[Source records]

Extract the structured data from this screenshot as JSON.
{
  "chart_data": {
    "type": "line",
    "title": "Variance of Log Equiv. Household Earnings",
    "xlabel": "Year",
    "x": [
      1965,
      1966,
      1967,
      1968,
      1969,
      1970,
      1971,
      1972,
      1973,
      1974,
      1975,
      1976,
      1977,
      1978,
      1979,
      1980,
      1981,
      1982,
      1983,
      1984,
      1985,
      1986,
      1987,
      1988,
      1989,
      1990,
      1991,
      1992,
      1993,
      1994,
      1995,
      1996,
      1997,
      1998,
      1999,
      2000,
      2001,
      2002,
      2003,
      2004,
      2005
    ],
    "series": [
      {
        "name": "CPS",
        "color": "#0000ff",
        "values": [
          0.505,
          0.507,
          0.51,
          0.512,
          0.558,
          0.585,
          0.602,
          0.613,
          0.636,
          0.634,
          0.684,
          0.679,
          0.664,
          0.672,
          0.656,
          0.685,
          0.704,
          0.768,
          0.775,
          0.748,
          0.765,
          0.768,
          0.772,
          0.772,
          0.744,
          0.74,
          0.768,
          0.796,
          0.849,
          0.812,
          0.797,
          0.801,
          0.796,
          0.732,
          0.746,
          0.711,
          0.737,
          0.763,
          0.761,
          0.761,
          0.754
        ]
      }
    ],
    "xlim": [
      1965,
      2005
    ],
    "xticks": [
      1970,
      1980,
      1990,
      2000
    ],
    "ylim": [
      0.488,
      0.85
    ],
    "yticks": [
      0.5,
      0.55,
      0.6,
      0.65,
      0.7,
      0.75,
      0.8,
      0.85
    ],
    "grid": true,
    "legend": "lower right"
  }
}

> Given problem
Give the entries once more, exactly as they appear.

> Answer to this task
Extract the structured data from this screenshot as JSON.
{
  "chart_data": {
    "type": "line",
    "title": "Variance of Log Equiv. Household Earnings",
    "xlabel": "Year",
    "x": [
      1965,
      1966,
      1967,
      1968,
      1969,
      1970,
      1971,
      1972,
      1973,
      1974,
      1975,
      1976,
      1977,
      1978,
      1979,
      1980,
      1981,
      1982,
      1983,
      1984,
      1985,
      1986,
      1987,
      1988,
      1989,
      1990,
      1991,
      1992,
      1993,
      1994,
      1995,
      1996,
      1997,
      1998,
      1999,
      2000,
      2001,
      2002,
      2003,
      2004,
      2005
    ],
    "series": [
      {
        "name": "CPS",
        "color": "#0000ff",
        "values": [
          0.505,
          0.507,
          0.51,
          0.512,
          0.558,
          0.585,
          0.602,
          0.613,
          0.636,
          0.634,
          0.684,
          0.679,
          0.664,
          0.672,
          0.656,
          0.685,
          0.704,
          0.768,
          0.775,
          0.748,
          0.765,
          0.768,
          0.772,
          0.772,
          0.744,
          0.74,
          0.768,
          0.796,
          0.849,
          0.812,
          0.797,
          0.801,
          0.796,
          0.732,
          0.746,
          0.711,
          0.737,
          0.763,
          0.761,
          0.761,
          0.754
        ]
      }
    ],
    "xlim": [
      1965,
      2005
    ],
    "xticks": [
      1970,
      1980,
      1990,
      2000
    ],
    "ylim": [
      0.488,
      0.85
    ],
    "yticks": [
      0.5,
      0.55,
      0.6,
      0.65,
      0.7,
      0.75,
      0.8,
      0.85
    ],
    "grid": true,
    "legend": "lower right"
  }
}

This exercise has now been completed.